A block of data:
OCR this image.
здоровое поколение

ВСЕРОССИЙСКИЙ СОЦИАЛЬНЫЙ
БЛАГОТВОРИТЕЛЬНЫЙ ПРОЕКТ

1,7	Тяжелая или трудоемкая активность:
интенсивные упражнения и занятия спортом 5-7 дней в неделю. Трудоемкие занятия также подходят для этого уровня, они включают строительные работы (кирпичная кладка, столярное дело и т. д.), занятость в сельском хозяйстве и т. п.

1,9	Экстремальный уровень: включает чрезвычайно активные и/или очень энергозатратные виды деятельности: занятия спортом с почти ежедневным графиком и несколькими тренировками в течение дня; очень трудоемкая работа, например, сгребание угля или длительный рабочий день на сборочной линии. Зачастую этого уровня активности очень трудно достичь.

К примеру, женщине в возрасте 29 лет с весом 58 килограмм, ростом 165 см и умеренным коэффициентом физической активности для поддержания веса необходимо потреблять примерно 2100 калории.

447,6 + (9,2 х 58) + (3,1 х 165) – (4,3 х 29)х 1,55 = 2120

--

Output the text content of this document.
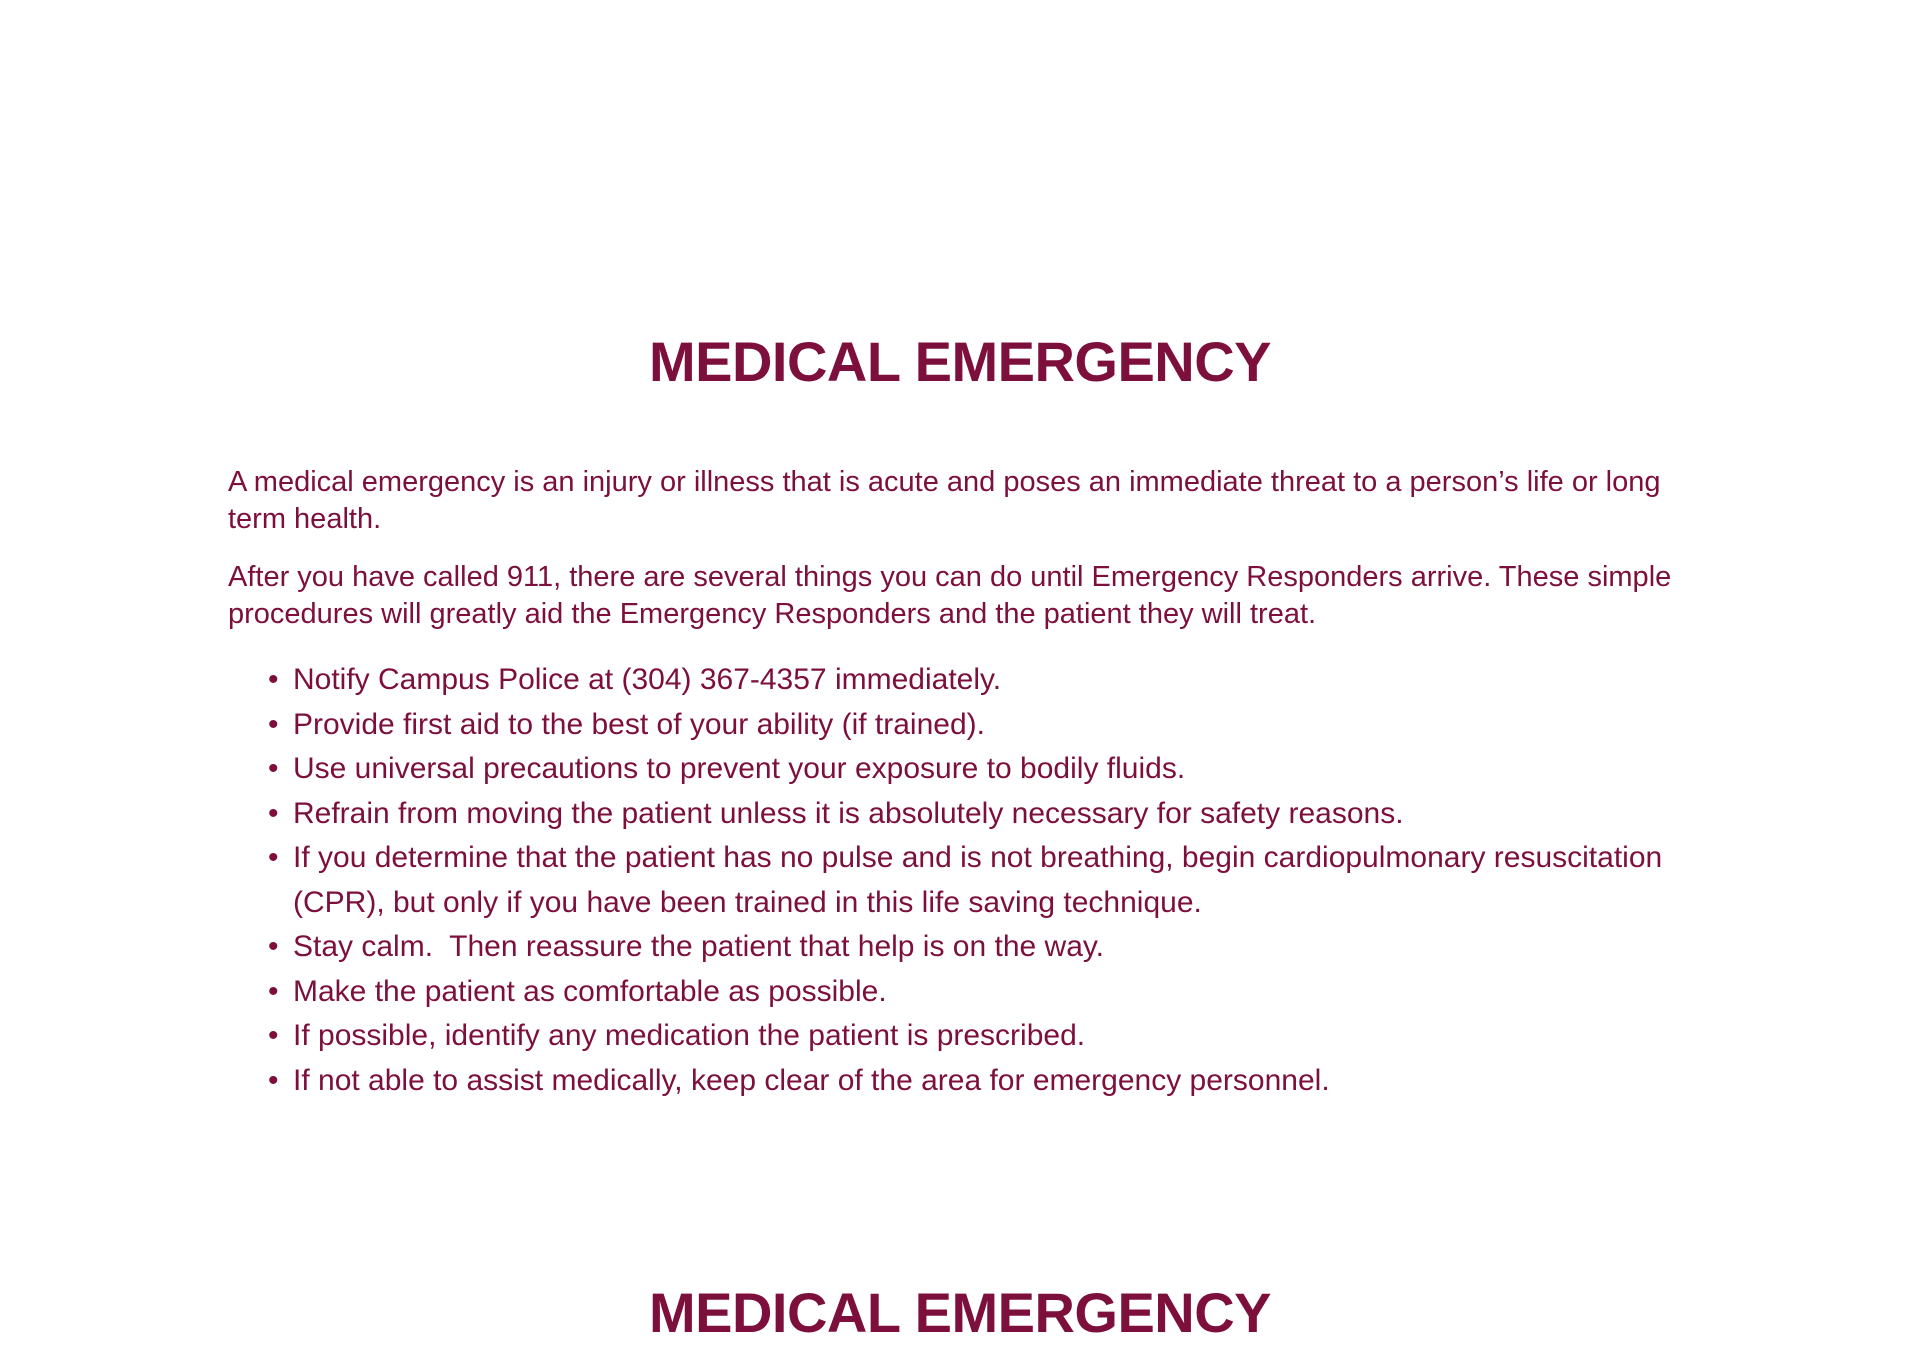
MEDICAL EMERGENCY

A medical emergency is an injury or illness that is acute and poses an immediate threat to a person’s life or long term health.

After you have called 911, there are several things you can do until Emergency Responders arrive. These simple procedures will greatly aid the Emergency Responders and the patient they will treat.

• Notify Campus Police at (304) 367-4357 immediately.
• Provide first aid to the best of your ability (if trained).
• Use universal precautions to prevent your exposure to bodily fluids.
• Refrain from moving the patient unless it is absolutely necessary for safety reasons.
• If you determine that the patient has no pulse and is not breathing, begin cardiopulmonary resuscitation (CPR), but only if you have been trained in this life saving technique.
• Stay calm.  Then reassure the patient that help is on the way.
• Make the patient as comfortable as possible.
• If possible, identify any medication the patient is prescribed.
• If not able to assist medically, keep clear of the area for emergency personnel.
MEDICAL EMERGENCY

==

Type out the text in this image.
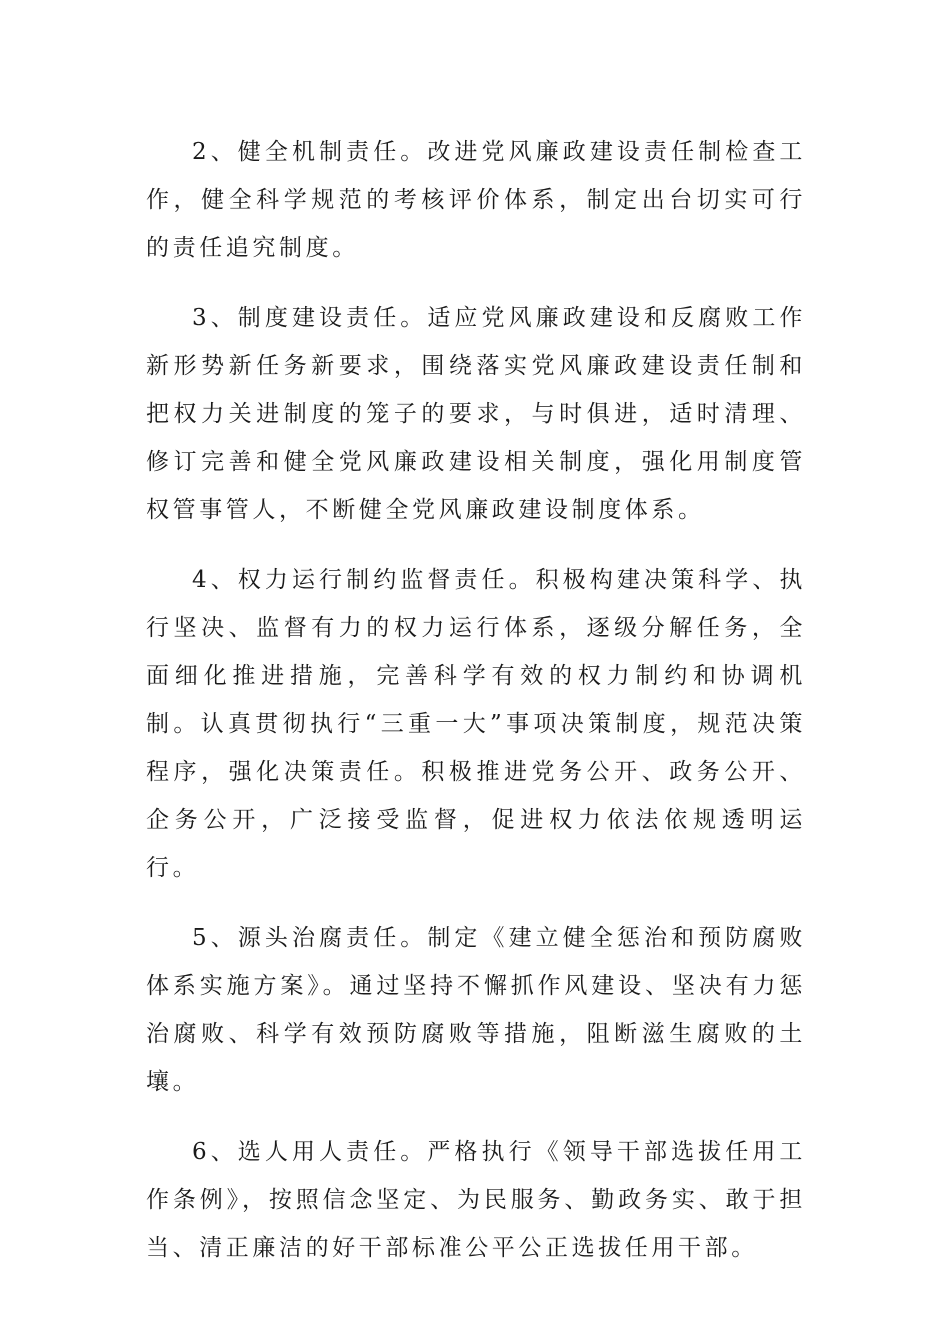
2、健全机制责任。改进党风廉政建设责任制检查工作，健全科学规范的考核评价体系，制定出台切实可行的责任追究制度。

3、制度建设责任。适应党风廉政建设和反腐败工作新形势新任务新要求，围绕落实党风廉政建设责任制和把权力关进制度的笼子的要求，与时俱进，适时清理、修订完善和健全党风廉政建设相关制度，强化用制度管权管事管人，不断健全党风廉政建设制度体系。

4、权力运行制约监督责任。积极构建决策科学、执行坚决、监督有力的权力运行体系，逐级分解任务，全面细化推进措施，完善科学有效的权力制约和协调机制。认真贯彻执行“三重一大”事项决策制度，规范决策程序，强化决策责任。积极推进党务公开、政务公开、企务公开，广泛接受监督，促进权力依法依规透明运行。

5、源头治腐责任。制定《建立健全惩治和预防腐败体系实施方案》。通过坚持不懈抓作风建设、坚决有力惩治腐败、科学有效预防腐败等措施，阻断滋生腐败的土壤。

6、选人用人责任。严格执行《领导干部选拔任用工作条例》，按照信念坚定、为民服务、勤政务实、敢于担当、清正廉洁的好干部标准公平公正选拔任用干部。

▶ Task description
Where a line above holds the string "this", show that line.

▶ Full output
OCR this image.
Output the text content of this document.
• If you determine that the patient has no pulse and is not breathing, begin cardiopulmonary resuscitation (CPR), but only if you have been trained in this life saving technique.
Type out the text in this image.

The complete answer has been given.